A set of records

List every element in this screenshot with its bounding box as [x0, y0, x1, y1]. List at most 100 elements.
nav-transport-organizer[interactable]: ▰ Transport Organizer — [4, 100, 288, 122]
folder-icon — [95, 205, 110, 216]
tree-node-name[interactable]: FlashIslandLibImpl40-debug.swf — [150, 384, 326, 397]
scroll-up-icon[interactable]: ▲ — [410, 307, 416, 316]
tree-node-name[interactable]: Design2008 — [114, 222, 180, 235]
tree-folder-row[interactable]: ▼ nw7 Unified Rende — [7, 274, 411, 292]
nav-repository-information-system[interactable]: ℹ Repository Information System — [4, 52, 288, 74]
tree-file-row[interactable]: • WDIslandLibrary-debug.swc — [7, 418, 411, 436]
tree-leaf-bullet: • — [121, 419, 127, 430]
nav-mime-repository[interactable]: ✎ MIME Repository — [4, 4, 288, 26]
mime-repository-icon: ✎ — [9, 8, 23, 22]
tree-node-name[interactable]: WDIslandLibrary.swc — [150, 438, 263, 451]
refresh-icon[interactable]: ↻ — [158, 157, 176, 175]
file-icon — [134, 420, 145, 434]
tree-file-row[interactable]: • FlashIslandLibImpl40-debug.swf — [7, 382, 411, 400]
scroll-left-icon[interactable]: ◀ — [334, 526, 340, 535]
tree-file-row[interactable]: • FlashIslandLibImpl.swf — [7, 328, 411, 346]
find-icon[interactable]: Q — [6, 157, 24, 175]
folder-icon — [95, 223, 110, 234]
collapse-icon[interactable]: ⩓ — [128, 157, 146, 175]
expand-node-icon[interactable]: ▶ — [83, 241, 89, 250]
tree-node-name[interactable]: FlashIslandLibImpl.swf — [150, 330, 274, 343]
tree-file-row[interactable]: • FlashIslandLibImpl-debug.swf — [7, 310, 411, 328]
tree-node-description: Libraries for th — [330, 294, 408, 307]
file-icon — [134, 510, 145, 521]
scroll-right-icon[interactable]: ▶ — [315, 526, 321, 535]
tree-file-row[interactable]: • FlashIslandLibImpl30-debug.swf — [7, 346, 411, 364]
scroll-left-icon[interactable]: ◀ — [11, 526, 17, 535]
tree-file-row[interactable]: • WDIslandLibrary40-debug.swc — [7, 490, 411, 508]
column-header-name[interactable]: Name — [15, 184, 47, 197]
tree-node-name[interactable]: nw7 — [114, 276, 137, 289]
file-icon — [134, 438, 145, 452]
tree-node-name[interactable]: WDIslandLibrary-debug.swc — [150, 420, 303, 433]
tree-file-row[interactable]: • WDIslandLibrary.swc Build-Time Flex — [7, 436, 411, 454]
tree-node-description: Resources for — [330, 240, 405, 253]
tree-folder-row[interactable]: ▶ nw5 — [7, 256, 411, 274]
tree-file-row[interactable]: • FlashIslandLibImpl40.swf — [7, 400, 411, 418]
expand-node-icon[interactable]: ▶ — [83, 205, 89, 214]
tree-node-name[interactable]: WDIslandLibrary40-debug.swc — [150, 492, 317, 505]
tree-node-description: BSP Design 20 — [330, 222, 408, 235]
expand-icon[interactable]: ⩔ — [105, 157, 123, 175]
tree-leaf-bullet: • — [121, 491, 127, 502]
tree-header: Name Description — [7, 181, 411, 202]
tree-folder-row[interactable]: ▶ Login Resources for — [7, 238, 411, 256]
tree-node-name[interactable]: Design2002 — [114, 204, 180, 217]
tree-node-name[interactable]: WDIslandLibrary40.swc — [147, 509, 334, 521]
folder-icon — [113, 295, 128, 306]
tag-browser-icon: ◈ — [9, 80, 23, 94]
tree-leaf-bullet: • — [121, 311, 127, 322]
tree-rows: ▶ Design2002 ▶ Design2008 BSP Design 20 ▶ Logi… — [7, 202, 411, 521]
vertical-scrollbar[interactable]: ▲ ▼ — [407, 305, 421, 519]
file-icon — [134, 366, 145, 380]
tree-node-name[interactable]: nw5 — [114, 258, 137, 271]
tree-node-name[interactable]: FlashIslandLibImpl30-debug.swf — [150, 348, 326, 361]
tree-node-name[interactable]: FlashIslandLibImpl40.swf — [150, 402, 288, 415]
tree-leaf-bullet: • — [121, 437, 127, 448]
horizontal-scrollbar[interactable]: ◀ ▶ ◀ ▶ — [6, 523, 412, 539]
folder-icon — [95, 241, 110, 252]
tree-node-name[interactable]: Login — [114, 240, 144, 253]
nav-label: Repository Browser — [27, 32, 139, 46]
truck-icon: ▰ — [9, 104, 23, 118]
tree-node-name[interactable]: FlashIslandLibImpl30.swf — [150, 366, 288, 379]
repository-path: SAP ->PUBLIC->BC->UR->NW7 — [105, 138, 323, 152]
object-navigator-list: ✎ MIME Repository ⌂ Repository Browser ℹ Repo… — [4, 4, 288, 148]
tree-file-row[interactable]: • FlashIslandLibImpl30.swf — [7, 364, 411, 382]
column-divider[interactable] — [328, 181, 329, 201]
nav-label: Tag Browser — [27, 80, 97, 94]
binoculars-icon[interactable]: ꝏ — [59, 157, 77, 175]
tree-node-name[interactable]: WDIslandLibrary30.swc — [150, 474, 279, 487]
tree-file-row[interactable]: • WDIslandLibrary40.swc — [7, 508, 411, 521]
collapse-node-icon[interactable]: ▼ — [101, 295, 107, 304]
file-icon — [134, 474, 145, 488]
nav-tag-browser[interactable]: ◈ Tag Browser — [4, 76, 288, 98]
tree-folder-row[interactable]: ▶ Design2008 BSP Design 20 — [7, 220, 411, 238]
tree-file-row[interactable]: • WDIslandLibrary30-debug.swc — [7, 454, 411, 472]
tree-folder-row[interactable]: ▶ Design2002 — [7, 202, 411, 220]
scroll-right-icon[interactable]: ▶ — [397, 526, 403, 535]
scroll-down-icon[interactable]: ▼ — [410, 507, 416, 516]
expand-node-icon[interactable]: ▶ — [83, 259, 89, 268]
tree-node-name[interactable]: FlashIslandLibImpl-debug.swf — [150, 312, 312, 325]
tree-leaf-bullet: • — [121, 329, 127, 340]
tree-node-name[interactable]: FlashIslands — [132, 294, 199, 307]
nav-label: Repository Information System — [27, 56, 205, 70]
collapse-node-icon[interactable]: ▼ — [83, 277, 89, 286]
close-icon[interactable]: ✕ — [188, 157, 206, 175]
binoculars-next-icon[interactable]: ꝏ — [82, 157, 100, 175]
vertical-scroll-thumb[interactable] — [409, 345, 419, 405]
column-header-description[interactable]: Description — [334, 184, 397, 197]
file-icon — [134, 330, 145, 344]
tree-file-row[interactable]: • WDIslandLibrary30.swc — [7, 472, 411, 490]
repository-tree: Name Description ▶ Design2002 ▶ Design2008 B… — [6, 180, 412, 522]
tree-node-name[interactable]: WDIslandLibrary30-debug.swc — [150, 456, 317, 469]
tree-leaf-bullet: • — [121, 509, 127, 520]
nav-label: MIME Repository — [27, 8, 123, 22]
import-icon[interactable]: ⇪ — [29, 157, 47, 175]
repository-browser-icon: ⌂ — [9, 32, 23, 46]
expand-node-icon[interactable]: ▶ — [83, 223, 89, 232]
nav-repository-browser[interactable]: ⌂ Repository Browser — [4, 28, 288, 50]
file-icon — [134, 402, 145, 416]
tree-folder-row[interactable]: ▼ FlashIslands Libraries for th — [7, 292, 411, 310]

■ Aim
Duplicate all of the records above, reproducing every line as it appears.

■ Exercise response
List every element in this screenshot with its bounding box as [x0, y0, x1, y1]. List at most 100 elements.
nav-transport-organizer[interactable]: ▰ Transport Organizer — [4, 100, 288, 122]
folder-icon — [95, 205, 110, 216]
tree-node-name[interactable]: FlashIslandLibImpl40-debug.swf — [150, 384, 326, 397]
scroll-up-icon[interactable]: ▲ — [410, 307, 416, 316]
tree-node-name[interactable]: Design2008 — [114, 222, 180, 235]
tree-folder-row[interactable]: ▼ nw7 Unified Rende — [7, 274, 411, 292]
nav-repository-information-system[interactable]: ℹ Repository Information System — [4, 52, 288, 74]
tree-file-row[interactable]: • WDIslandLibrary-debug.swc — [7, 418, 411, 436]
tree-leaf-bullet: • — [121, 419, 127, 430]
nav-mime-repository[interactable]: ✎ MIME Repository — [4, 4, 288, 26]
mime-repository-icon: ✎ — [9, 8, 23, 22]
tree-node-name[interactable]: WDIslandLibrary.swc — [150, 438, 263, 451]
refresh-icon[interactable]: ↻ — [158, 157, 176, 175]
file-icon — [134, 420, 145, 434]
tree-file-row[interactable]: • FlashIslandLibImpl40-debug.swf — [7, 382, 411, 400]
scroll-left-icon[interactable]: ◀ — [334, 526, 340, 535]
tree-file-row[interactable]: • FlashIslandLibImpl.swf — [7, 328, 411, 346]
find-icon[interactable]: Q — [6, 157, 24, 175]
folder-icon — [95, 223, 110, 234]
collapse-icon[interactable]: ⩓ — [128, 157, 146, 175]
expand-node-icon[interactable]: ▶ — [83, 241, 89, 250]
tree-node-name[interactable]: FlashIslandLibImpl.swf — [150, 330, 274, 343]
tree-file-row[interactable]: • FlashIslandLibImpl-debug.swf — [7, 310, 411, 328]
tree-node-description: Libraries for th — [330, 294, 408, 307]
file-icon — [134, 510, 145, 521]
scroll-right-icon[interactable]: ▶ — [315, 526, 321, 535]
tree-file-row[interactable]: • FlashIslandLibImpl30-debug.swf — [7, 346, 411, 364]
scroll-left-icon[interactable]: ◀ — [11, 526, 17, 535]
tree-file-row[interactable]: • WDIslandLibrary40-debug.swc — [7, 490, 411, 508]
column-header-name[interactable]: Name — [15, 184, 47, 197]
tree-node-name[interactable]: nw7 — [114, 276, 137, 289]
file-icon — [134, 438, 145, 452]
tree-node-name[interactable]: WDIslandLibrary-debug.swc — [150, 420, 303, 433]
tree-file-row[interactable]: • WDIslandLibrary.swc Build-Time Flex — [7, 436, 411, 454]
tree-node-description: Resources for — [330, 240, 405, 253]
tree-folder-row[interactable]: ▶ nw5 — [7, 256, 411, 274]
tree-file-row[interactable]: • FlashIslandLibImpl40.swf — [7, 400, 411, 418]
expand-node-icon[interactable]: ▶ — [83, 205, 89, 214]
tree-node-name[interactable]: WDIslandLibrary40-debug.swc — [150, 492, 317, 505]
tree-node-description: BSP Design 20 — [330, 222, 408, 235]
expand-icon[interactable]: ⩔ — [105, 157, 123, 175]
tree-leaf-bullet: • — [121, 491, 127, 502]
tree-header: Name Description — [7, 181, 411, 202]
tree-folder-row[interactable]: ▶ Login Resources for — [7, 238, 411, 256]
tree-node-name[interactable]: Design2002 — [114, 204, 180, 217]
tree-node-name[interactable]: WDIslandLibrary40.swc — [147, 509, 334, 521]
folder-icon — [113, 295, 128, 306]
tag-browser-icon: ◈ — [9, 80, 23, 94]
tree-leaf-bullet: • — [121, 311, 127, 322]
tree-rows: ▶ Design2002 ▶ Design2008 BSP Design 20 ▶ Logi… — [7, 202, 411, 521]
vertical-scrollbar[interactable]: ▲ ▼ — [407, 305, 421, 519]
file-icon — [134, 366, 145, 380]
tree-node-name[interactable]: nw5 — [114, 258, 137, 271]
tree-node-name[interactable]: FlashIslandLibImpl30-debug.swf — [150, 348, 326, 361]
tree-node-name[interactable]: FlashIslandLibImpl40.swf — [150, 402, 288, 415]
tree-leaf-bullet: • — [121, 437, 127, 448]
horizontal-scrollbar[interactable]: ◀ ▶ ◀ ▶ — [6, 523, 412, 539]
folder-icon — [95, 241, 110, 252]
tree-node-name[interactable]: Login — [114, 240, 144, 253]
nav-label: Repository Browser — [27, 32, 139, 46]
truck-icon: ▰ — [9, 104, 23, 118]
tree-node-name[interactable]: FlashIslandLibImpl30.swf — [150, 366, 288, 379]
repository-path: SAP ->PUBLIC->BC->UR->NW7 — [105, 138, 323, 152]
object-navigator-list: ✎ MIME Repository ⌂ Repository Browser ℹ Repo… — [4, 4, 288, 148]
tree-file-row[interactable]: • FlashIslandLibImpl30.swf — [7, 364, 411, 382]
column-divider[interactable] — [328, 181, 329, 201]
nav-label: Tag Browser — [27, 80, 97, 94]
binoculars-icon[interactable]: ꝏ — [59, 157, 77, 175]
tree-node-name[interactable]: WDIslandLibrary30.swc — [150, 474, 279, 487]
tree-file-row[interactable]: • WDIslandLibrary40.swc — [7, 508, 411, 521]
collapse-node-icon[interactable]: ▼ — [101, 295, 107, 304]
file-icon — [134, 474, 145, 488]
nav-tag-browser[interactable]: ◈ Tag Browser — [4, 76, 288, 98]
tree-folder-row[interactable]: ▶ Design2008 BSP Design 20 — [7, 220, 411, 238]
tree-file-row[interactable]: • WDIslandLibrary30-debug.swc — [7, 454, 411, 472]
tree-folder-row[interactable]: ▶ Design2002 — [7, 202, 411, 220]
scroll-right-icon[interactable]: ▶ — [397, 526, 403, 535]
scroll-down-icon[interactable]: ▼ — [410, 507, 416, 516]
expand-node-icon[interactable]: ▶ — [83, 259, 89, 268]
tree-node-name[interactable]: FlashIslandLibImpl-debug.swf — [150, 312, 312, 325]
tree-leaf-bullet: • — [121, 329, 127, 340]
tree-node-name[interactable]: FlashIslands — [132, 294, 199, 307]
nav-label: Repository Information System — [27, 56, 205, 70]
collapse-node-icon[interactable]: ▼ — [83, 277, 89, 286]
close-icon[interactable]: ✕ — [188, 157, 206, 175]
binoculars-next-icon[interactable]: ꝏ — [82, 157, 100, 175]
vertical-scroll-thumb[interactable] — [409, 345, 419, 405]
column-header-description[interactable]: Description — [334, 184, 397, 197]
file-icon — [134, 330, 145, 344]
tree-file-row[interactable]: • WDIslandLibrary30.swc — [7, 472, 411, 490]
repository-tree: Name Description ▶ Design2002 ▶ Design2008 B… — [6, 180, 412, 522]
tree-node-name[interactable]: WDIslandLibrary30-debug.swc — [150, 456, 317, 469]
tree-leaf-bullet: • — [121, 509, 127, 520]
nav-label: MIME Repository — [27, 8, 123, 22]
import-icon[interactable]: ⇪ — [29, 157, 47, 175]
repository-browser-icon: ⌂ — [9, 32, 23, 46]
expand-node-icon[interactable]: ▶ — [83, 223, 89, 232]
nav-repository-browser[interactable]: ⌂ Repository Browser — [4, 28, 288, 50]
file-icon — [134, 402, 145, 416]
tree-folder-row[interactable]: ▼ FlashIslands Libraries for th — [7, 292, 411, 310]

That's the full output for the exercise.